• _Stated task_
Locate and copy all lines bearing the word "plain".

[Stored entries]

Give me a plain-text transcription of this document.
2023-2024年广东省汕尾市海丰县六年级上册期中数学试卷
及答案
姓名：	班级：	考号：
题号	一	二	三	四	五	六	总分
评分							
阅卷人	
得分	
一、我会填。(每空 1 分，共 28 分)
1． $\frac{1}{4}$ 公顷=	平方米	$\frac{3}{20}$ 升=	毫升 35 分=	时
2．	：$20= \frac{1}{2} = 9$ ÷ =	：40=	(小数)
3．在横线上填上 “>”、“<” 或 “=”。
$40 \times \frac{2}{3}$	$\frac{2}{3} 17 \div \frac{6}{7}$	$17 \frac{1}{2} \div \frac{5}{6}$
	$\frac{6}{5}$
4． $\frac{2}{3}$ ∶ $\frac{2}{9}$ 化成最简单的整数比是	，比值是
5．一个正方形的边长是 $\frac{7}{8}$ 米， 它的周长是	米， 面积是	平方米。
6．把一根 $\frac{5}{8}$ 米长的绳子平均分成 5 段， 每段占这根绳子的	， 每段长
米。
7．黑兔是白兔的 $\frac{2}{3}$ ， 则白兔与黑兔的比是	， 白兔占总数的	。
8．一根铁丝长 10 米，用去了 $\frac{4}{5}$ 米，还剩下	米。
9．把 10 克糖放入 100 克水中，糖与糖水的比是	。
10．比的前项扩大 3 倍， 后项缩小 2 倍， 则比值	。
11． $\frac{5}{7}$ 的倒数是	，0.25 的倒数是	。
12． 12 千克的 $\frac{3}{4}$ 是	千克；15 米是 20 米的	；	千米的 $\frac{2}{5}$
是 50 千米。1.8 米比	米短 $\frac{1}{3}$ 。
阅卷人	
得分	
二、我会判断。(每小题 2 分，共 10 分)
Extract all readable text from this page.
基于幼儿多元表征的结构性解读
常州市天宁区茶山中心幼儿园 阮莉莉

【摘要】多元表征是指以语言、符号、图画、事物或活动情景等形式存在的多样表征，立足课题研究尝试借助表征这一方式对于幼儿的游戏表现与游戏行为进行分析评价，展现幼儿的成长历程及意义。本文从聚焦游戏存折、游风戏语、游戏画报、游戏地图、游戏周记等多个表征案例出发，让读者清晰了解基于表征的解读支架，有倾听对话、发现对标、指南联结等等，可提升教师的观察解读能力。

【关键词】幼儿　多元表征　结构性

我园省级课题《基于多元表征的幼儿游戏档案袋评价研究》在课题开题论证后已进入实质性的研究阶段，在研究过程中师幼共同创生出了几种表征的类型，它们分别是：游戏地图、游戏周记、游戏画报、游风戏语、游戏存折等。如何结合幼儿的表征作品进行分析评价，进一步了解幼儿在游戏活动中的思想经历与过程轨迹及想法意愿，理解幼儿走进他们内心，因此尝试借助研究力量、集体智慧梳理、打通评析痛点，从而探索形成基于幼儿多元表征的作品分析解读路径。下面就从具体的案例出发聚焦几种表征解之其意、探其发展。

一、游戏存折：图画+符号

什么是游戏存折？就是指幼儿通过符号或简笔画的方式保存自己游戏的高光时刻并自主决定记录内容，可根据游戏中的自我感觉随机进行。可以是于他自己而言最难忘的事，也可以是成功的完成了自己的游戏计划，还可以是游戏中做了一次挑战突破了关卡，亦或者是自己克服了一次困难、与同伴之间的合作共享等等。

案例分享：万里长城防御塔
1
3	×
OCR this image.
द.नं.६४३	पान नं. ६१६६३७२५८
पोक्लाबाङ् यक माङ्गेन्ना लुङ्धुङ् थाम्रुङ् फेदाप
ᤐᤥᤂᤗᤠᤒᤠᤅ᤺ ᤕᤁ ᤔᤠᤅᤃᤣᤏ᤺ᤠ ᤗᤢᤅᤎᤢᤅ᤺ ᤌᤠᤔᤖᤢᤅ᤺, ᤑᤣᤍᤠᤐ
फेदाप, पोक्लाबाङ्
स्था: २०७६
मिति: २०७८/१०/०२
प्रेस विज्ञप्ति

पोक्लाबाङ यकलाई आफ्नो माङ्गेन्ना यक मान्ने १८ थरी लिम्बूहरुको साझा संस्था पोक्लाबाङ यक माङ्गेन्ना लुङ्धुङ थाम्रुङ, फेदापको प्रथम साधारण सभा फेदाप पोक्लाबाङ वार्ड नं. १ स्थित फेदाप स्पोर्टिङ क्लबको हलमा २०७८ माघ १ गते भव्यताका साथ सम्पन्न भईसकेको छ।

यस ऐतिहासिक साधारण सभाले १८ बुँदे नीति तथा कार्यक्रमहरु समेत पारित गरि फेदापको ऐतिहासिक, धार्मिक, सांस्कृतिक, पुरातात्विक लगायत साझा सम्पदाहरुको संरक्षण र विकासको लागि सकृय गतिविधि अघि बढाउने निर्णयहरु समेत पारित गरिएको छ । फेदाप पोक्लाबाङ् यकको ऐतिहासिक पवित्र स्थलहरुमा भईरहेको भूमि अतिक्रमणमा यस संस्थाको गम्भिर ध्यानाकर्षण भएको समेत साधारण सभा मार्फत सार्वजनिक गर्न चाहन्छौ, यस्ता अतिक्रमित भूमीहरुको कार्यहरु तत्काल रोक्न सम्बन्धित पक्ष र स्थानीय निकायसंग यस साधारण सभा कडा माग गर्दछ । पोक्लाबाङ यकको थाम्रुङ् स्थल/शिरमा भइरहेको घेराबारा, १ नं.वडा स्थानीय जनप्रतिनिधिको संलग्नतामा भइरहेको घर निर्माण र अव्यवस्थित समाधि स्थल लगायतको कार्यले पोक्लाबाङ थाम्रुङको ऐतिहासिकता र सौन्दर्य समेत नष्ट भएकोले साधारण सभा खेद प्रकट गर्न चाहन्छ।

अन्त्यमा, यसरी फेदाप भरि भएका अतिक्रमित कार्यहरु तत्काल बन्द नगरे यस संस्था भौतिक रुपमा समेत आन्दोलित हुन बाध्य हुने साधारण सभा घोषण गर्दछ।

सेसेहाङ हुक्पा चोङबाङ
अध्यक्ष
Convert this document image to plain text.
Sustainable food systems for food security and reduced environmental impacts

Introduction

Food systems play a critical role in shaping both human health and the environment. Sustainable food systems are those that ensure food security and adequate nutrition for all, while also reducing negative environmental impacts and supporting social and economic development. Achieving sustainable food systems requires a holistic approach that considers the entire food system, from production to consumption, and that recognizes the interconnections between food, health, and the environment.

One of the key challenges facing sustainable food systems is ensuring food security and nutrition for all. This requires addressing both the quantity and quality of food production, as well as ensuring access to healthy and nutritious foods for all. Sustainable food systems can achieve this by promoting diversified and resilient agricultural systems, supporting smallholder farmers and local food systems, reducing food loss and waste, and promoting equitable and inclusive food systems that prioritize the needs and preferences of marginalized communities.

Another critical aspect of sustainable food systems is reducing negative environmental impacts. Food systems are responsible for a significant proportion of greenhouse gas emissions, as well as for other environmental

• _Task result_
Give me a plain-text transcription of this document.
Convert this document image to plain text.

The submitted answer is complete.